§ Work to complete
Leaving out the pictures, please retype each record exactly.

[Saved entries]
=-=-=

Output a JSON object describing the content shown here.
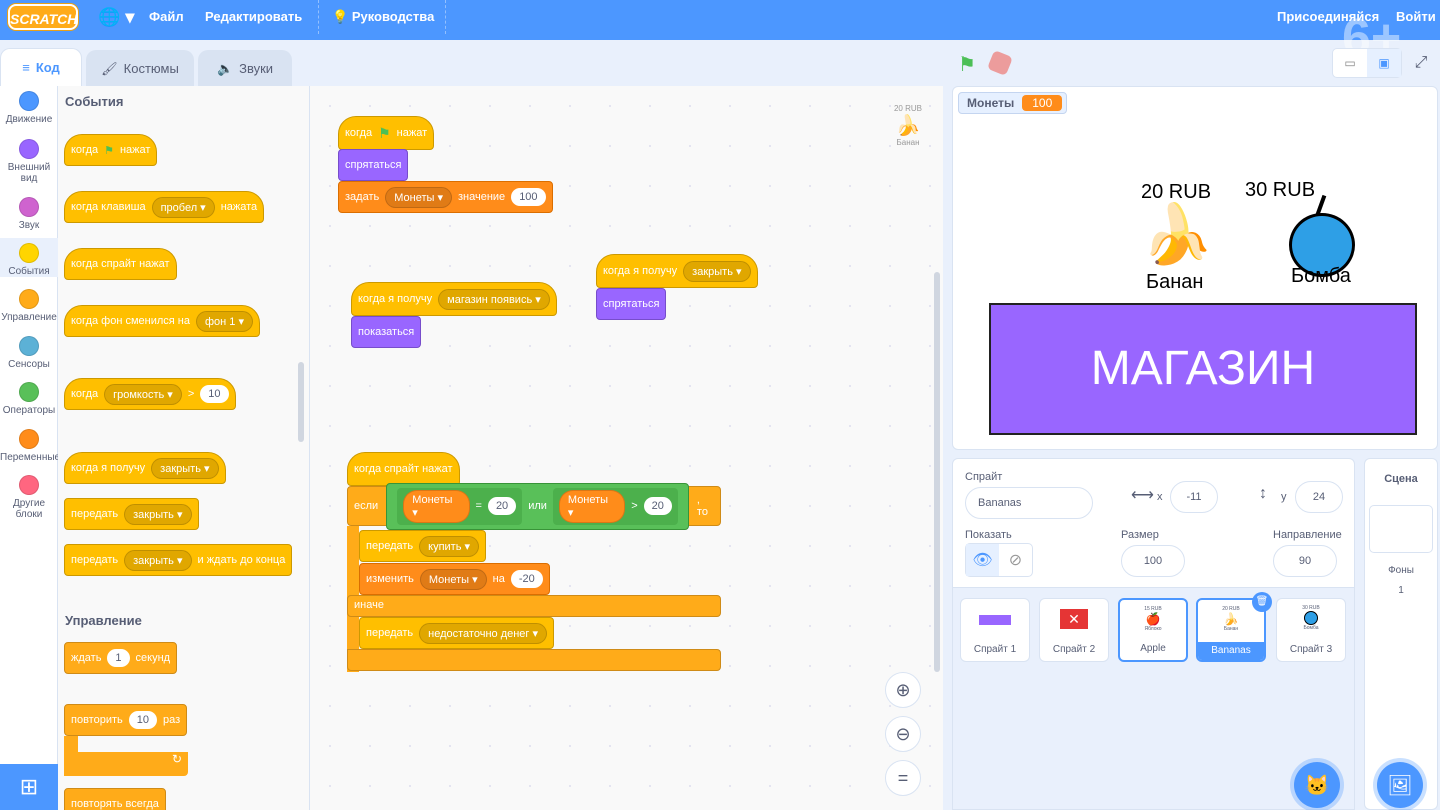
{
  "menubar": {
    "logo": "SCRATCH",
    "file": "Файл",
    "edit": "Редактировать",
    "tutorials": "Руководства",
    "join": "Присоединяйся",
    "signin": "Войти",
    "age_badge": "6+"
  },
  "tabs": {
    "code": "Код",
    "costumes": "Костюмы",
    "sounds": "Звуки"
  },
  "categories": [
    {
      "label": "Движение",
      "color": "#4c97ff"
    },
    {
      "label": "Внешний вид",
      "color": "#9966ff"
    },
    {
      "label": "Звук",
      "color": "#cf63cf"
    },
    {
      "label": "События",
      "color": "#ffd500"
    },
    {
      "label": "Управление",
      "color": "#ffab19"
    },
    {
      "label": "Сенсоры",
      "color": "#5cb1d6"
    },
    {
      "label": "Операторы",
      "color": "#59c059"
    },
    {
      "label": "Переменные",
      "color": "#ff8c1a"
    },
    {
      "label": "Другие блоки",
      "color": "#ff6680"
    }
  ],
  "palette": {
    "events_title": "События",
    "when_flag": [
      "когда",
      "нажат"
    ],
    "when_key": [
      "когда клавиша",
      "пробел",
      "нажата"
    ],
    "when_sprite_clicked": "когда спрайт нажат",
    "when_backdrop": [
      "когда фон сменился на",
      "фон 1"
    ],
    "when_loudness": [
      "когда",
      "громкость",
      ">",
      "10"
    ],
    "when_receive": [
      "когда я получу",
      "закрыть"
    ],
    "broadcast": [
      "передать",
      "закрыть"
    ],
    "broadcast_wait": [
      "передать",
      "закрыть",
      "и ждать до конца"
    ],
    "control_title": "Управление",
    "wait": [
      "ждать",
      "1",
      "секунд"
    ],
    "repeat": [
      "повторить",
      "10",
      "раз"
    ],
    "forever": "повторять всегда"
  },
  "workspace": {
    "corner_price": "20 RUB",
    "corner_name": "Банан",
    "script1": {
      "hat": [
        "когда",
        "нажат"
      ],
      "hide": "спрятаться",
      "set": [
        "задать",
        "Монеты",
        "значение",
        "100"
      ]
    },
    "script2": {
      "hat": [
        "когда я получу",
        "магазин появись"
      ],
      "show": "показаться"
    },
    "script3": {
      "hat": [
        "когда я получу",
        "закрыть"
      ],
      "hide": "спрятаться"
    },
    "script4": {
      "hat": "когда спрайт нажат",
      "if": "если",
      "var1": "Монеты",
      "eq": "=",
      "val1": "20",
      "or": "или",
      "var2": "Монеты",
      "gt": ">",
      "val2": "20",
      "then": ", то",
      "broadcast": [
        "передать",
        "купить"
      ],
      "change": [
        "изменить",
        "Монеты",
        "на",
        "-20"
      ],
      "else": "иначе",
      "broadcast2": [
        "передать",
        "недостаточно денег"
      ]
    }
  },
  "stage": {
    "var_name": "Монеты",
    "var_value": "100",
    "price1": "20 RUB",
    "name1": "Банан",
    "price2": "30 RUB",
    "name2": "Бомба",
    "shop_label": "МАГАЗИН"
  },
  "sprite_info": {
    "sprite_label": "Спрайт",
    "sprite_name": "Bananas",
    "x_label": "x",
    "x": "-11",
    "y_label": "y",
    "y": "24",
    "show_label": "Показать",
    "size_label": "Размер",
    "size": "100",
    "dir_label": "Направление",
    "dir": "90"
  },
  "sprites": [
    {
      "name": "Спрайт 1"
    },
    {
      "name": "Спрайт 2"
    },
    {
      "name": "Apple",
      "thumb_price": "15 RUB",
      "thumb_name": "Яблоко"
    },
    {
      "name": "Bananas",
      "thumb_price": "20 RUB",
      "thumb_name": "Банан"
    },
    {
      "name": "Спрайт 3",
      "thumb_price": "30 RUB",
      "thumb_name": "Бомба"
    }
  ],
  "stage_panel": {
    "title": "Сцена",
    "backdrops_label": "Фоны",
    "backdrops_count": "1"
  }
}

=-=-=

§ Expected answer
Output a JSON object describing the content shown here.
{
  "menubar": {
    "logo": "SCRATCH",
    "file": "Файл",
    "edit": "Редактировать",
    "tutorials": "Руководства",
    "join": "Присоединяйся",
    "signin": "Войти",
    "age_badge": "6+"
  },
  "tabs": {
    "code": "Код",
    "costumes": "Костюмы",
    "sounds": "Звуки"
  },
  "categories": [
    {
      "label": "Движение",
      "color": "#4c97ff"
    },
    {
      "label": "Внешний вид",
      "color": "#9966ff"
    },
    {
      "label": "Звук",
      "color": "#cf63cf"
    },
    {
      "label": "События",
      "color": "#ffd500"
    },
    {
      "label": "Управление",
      "color": "#ffab19"
    },
    {
      "label": "Сенсоры",
      "color": "#5cb1d6"
    },
    {
      "label": "Операторы",
      "color": "#59c059"
    },
    {
      "label": "Переменные",
      "color": "#ff8c1a"
    },
    {
      "label": "Другие блоки",
      "color": "#ff6680"
    }
  ],
  "palette": {
    "events_title": "События",
    "when_flag": [
      "когда",
      "нажат"
    ],
    "when_key": [
      "когда клавиша",
      "пробел",
      "нажата"
    ],
    "when_sprite_clicked": "когда спрайт нажат",
    "when_backdrop": [
      "когда фон сменился на",
      "фон 1"
    ],
    "when_loudness": [
      "когда",
      "громкость",
      ">",
      "10"
    ],
    "when_receive": [
      "когда я получу",
      "закрыть"
    ],
    "broadcast": [
      "передать",
      "закрыть"
    ],
    "broadcast_wait": [
      "передать",
      "закрыть",
      "и ждать до конца"
    ],
    "control_title": "Управление",
    "wait": [
      "ждать",
      "1",
      "секунд"
    ],
    "repeat": [
      "повторить",
      "10",
      "раз"
    ],
    "forever": "повторять всегда"
  },
  "workspace": {
    "corner_price": "20 RUB",
    "corner_name": "Банан",
    "script1": {
      "hat": [
        "когда",
        "нажат"
      ],
      "hide": "спрятаться",
      "set": [
        "задать",
        "Монеты",
        "значение",
        "100"
      ]
    },
    "script2": {
      "hat": [
        "когда я получу",
        "магазин появись"
      ],
      "show": "показаться"
    },
    "script3": {
      "hat": [
        "когда я получу",
        "закрыть"
      ],
      "hide": "спрятаться"
    },
    "script4": {
      "hat": "когда спрайт нажат",
      "if": "если",
      "var1": "Монеты",
      "eq": "=",
      "val1": "20",
      "or": "или",
      "var2": "Монеты",
      "gt": ">",
      "val2": "20",
      "then": ", то",
      "broadcast": [
        "передать",
        "купить"
      ],
      "change": [
        "изменить",
        "Монеты",
        "на",
        "-20"
      ],
      "else": "иначе",
      "broadcast2": [
        "передать",
        "недостаточно денег"
      ]
    }
  },
  "stage": {
    "var_name": "Монеты",
    "var_value": "100",
    "price1": "20 RUB",
    "name1": "Банан",
    "price2": "30 RUB",
    "name2": "Бомба",
    "shop_label": "МАГАЗИН"
  },
  "sprite_info": {
    "sprite_label": "Спрайт",
    "sprite_name": "Bananas",
    "x_label": "x",
    "x": "-11",
    "y_label": "y",
    "y": "24",
    "show_label": "Показать",
    "size_label": "Размер",
    "size": "100",
    "dir_label": "Направление",
    "dir": "90"
  },
  "sprites": [
    {
      "name": "Спрайт 1"
    },
    {
      "name": "Спрайт 2"
    },
    {
      "name": "Apple",
      "thumb_price": "15 RUB",
      "thumb_name": "Яблоко"
    },
    {
      "name": "Bananas",
      "thumb_price": "20 RUB",
      "thumb_name": "Банан"
    },
    {
      "name": "Спрайт 3",
      "thumb_price": "30 RUB",
      "thumb_name": "Бомба"
    }
  ],
  "stage_panel": {
    "title": "Сцена",
    "backdrops_label": "Фоны",
    "backdrops_count": "1"
  }
}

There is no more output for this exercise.